The exercise
Pull out every line with the word "true".

-- start of Information provided --

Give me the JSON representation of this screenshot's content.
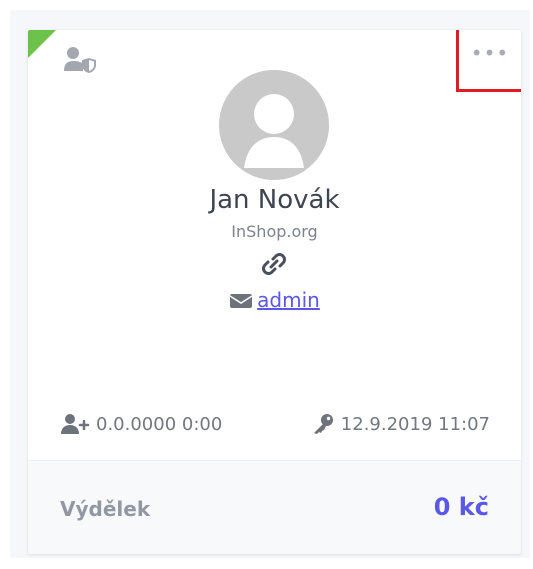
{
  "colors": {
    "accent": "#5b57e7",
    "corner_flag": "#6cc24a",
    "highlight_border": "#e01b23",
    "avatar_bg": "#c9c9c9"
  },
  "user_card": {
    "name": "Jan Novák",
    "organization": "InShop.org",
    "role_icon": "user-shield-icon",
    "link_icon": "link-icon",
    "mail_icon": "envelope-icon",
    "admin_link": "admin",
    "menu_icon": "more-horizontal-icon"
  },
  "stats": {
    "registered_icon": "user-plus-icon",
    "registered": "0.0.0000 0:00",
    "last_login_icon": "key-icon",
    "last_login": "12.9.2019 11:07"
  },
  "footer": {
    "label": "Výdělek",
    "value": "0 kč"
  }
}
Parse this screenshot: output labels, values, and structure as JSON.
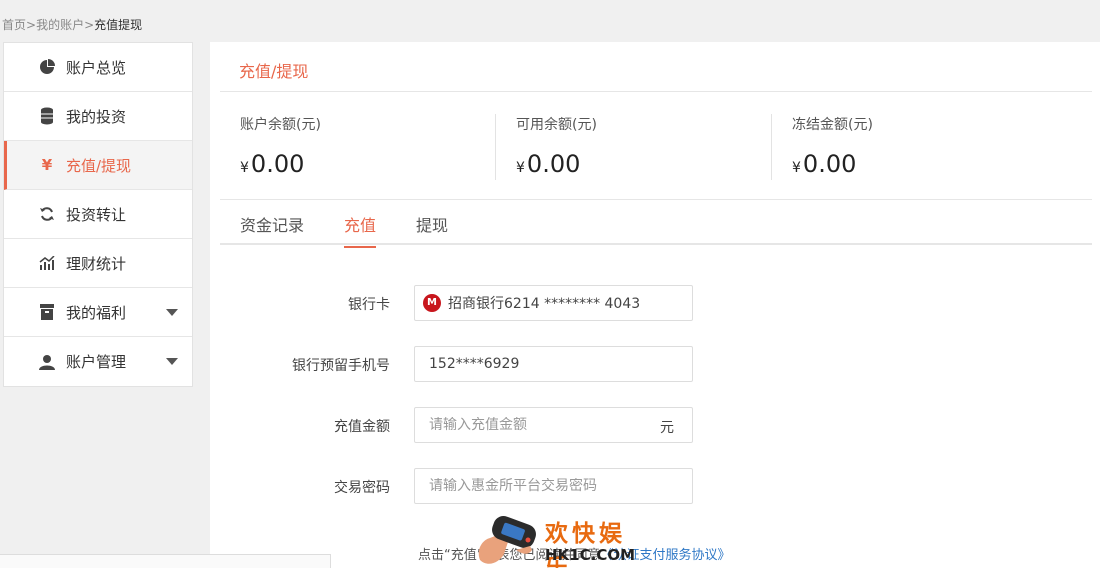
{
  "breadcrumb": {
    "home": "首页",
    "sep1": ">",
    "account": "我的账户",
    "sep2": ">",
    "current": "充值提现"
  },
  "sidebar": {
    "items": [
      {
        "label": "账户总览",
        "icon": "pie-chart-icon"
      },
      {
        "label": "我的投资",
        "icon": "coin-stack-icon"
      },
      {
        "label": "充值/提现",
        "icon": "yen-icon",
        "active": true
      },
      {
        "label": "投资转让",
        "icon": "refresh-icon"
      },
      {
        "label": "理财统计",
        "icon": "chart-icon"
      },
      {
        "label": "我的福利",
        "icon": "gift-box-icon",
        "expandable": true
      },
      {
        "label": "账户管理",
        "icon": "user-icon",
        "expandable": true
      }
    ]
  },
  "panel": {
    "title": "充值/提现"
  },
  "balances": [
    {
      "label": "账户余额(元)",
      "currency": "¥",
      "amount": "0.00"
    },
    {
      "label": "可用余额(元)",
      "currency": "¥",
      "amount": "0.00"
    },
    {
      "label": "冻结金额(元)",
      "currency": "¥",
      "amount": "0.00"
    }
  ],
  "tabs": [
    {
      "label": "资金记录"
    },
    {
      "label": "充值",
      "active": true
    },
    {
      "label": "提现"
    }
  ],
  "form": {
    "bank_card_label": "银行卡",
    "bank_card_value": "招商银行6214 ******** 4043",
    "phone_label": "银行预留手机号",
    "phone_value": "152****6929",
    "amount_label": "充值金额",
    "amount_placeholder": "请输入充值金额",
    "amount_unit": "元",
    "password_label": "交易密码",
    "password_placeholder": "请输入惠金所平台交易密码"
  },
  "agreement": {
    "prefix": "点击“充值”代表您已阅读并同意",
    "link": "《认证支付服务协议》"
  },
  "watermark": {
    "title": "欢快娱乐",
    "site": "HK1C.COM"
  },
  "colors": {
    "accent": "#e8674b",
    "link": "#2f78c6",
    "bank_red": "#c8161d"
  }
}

-- end of Information provided --

The completed task
        "active": true
        "expandable": true
        "expandable": true
      "active": true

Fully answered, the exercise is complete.